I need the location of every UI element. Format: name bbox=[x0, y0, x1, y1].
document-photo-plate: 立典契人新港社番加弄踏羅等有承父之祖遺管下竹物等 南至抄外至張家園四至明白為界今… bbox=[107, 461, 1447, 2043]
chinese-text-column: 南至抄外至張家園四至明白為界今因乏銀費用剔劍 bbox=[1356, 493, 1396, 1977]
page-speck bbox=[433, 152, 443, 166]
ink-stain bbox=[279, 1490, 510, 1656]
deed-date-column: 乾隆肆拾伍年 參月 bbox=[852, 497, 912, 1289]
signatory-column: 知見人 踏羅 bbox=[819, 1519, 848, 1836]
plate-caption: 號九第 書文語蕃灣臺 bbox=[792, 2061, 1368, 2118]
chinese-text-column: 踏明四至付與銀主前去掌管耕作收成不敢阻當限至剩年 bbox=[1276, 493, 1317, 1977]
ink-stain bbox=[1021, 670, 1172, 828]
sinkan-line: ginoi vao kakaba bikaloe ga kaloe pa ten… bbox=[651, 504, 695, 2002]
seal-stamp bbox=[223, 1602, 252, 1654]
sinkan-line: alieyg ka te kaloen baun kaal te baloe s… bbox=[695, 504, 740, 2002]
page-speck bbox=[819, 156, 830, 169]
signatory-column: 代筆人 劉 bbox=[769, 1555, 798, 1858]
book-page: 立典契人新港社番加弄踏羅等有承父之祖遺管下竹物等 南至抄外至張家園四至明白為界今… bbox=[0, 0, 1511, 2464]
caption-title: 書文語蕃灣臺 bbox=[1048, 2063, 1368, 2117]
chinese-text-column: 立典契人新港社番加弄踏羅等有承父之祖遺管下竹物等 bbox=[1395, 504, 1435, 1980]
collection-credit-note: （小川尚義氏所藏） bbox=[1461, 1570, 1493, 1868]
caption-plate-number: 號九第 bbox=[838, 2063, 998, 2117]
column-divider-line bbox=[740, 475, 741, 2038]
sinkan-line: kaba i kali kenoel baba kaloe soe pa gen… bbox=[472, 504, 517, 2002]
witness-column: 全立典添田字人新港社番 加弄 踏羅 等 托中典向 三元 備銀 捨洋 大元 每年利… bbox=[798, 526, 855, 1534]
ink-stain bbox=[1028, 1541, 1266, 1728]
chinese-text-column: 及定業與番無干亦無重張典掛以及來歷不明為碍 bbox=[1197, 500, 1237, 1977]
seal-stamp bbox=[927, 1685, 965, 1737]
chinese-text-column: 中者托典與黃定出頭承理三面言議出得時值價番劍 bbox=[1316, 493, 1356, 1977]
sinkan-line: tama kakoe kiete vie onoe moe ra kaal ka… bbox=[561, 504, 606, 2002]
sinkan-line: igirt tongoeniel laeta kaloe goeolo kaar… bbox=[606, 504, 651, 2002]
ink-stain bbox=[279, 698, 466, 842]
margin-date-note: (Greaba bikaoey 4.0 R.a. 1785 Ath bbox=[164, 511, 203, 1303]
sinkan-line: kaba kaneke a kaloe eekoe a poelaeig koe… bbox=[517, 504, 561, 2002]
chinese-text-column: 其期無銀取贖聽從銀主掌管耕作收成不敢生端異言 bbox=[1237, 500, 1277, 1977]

__________

__TO DO__. Rewrite the rows above with every "ink-stain" changed to "ink-blot", keeping everything else the same.

__RESPONSE TO THIS EXERCISE__.
I need the location of every UI element. Format: name bbox=[x0, y0, x1, y1].
document-photo-plate: 立典契人新港社番加弄踏羅等有承父之祖遺管下竹物等 南至抄外至張家園四至明白為界今… bbox=[107, 461, 1447, 2043]
chinese-text-column: 南至抄外至張家園四至明白為界今因乏銀費用剔劍 bbox=[1356, 493, 1396, 1977]
page-speck bbox=[433, 152, 443, 166]
ink-blot bbox=[279, 1490, 510, 1656]
deed-date-column: 乾隆肆拾伍年 參月 bbox=[852, 497, 912, 1289]
signatory-column: 知見人 踏羅 bbox=[819, 1519, 848, 1836]
plate-caption: 號九第 書文語蕃灣臺 bbox=[792, 2061, 1368, 2118]
chinese-text-column: 踏明四至付與銀主前去掌管耕作收成不敢阻當限至剩年 bbox=[1276, 493, 1317, 1977]
ink-blot bbox=[1021, 670, 1172, 828]
sinkan-line: ginoi vao kakaba bikaloe ga kaloe pa ten… bbox=[651, 504, 695, 2002]
seal-stamp bbox=[223, 1602, 252, 1654]
sinkan-line: alieyg ka te kaloen baun kaal te baloe s… bbox=[695, 504, 740, 2002]
page-speck bbox=[819, 156, 830, 169]
signatory-column: 代筆人 劉 bbox=[769, 1555, 798, 1858]
book-page: 立典契人新港社番加弄踏羅等有承父之祖遺管下竹物等 南至抄外至張家園四至明白為界今… bbox=[0, 0, 1511, 2464]
caption-title: 書文語蕃灣臺 bbox=[1048, 2063, 1368, 2117]
chinese-text-column: 立典契人新港社番加弄踏羅等有承父之祖遺管下竹物等 bbox=[1395, 504, 1435, 1980]
collection-credit-note: （小川尚義氏所藏） bbox=[1461, 1570, 1493, 1868]
caption-plate-number: 號九第 bbox=[838, 2063, 998, 2117]
column-divider-line bbox=[740, 475, 741, 2038]
sinkan-line: kaba i kali kenoel baba kaloe soe pa gen… bbox=[472, 504, 517, 2002]
witness-column: 全立典添田字人新港社番 加弄 踏羅 等 托中典向 三元 備銀 捨洋 大元 每年利… bbox=[798, 526, 855, 1534]
ink-blot bbox=[1028, 1541, 1266, 1728]
chinese-text-column: 及定業與番無干亦無重張典掛以及來歷不明為碍 bbox=[1197, 500, 1237, 1977]
seal-stamp bbox=[927, 1685, 965, 1737]
chinese-text-column: 中者托典與黃定出頭承理三面言議出得時值價番劍 bbox=[1316, 493, 1356, 1977]
sinkan-line: tama kakoe kiete vie onoe moe ra kaal ka… bbox=[561, 504, 606, 2002]
sinkan-line: igirt tongoeniel laeta kaloe goeolo kaar… bbox=[606, 504, 651, 2002]
ink-blot bbox=[279, 698, 466, 842]
margin-date-note: (Greaba bikaoey 4.0 R.a. 1785 Ath bbox=[164, 511, 203, 1303]
sinkan-line: kaba kaneke a kaloe eekoe a poelaeig koe… bbox=[517, 504, 561, 2002]
chinese-text-column: 其期無銀取贖聽從銀主掌管耕作收成不敢生端異言 bbox=[1237, 500, 1277, 1977]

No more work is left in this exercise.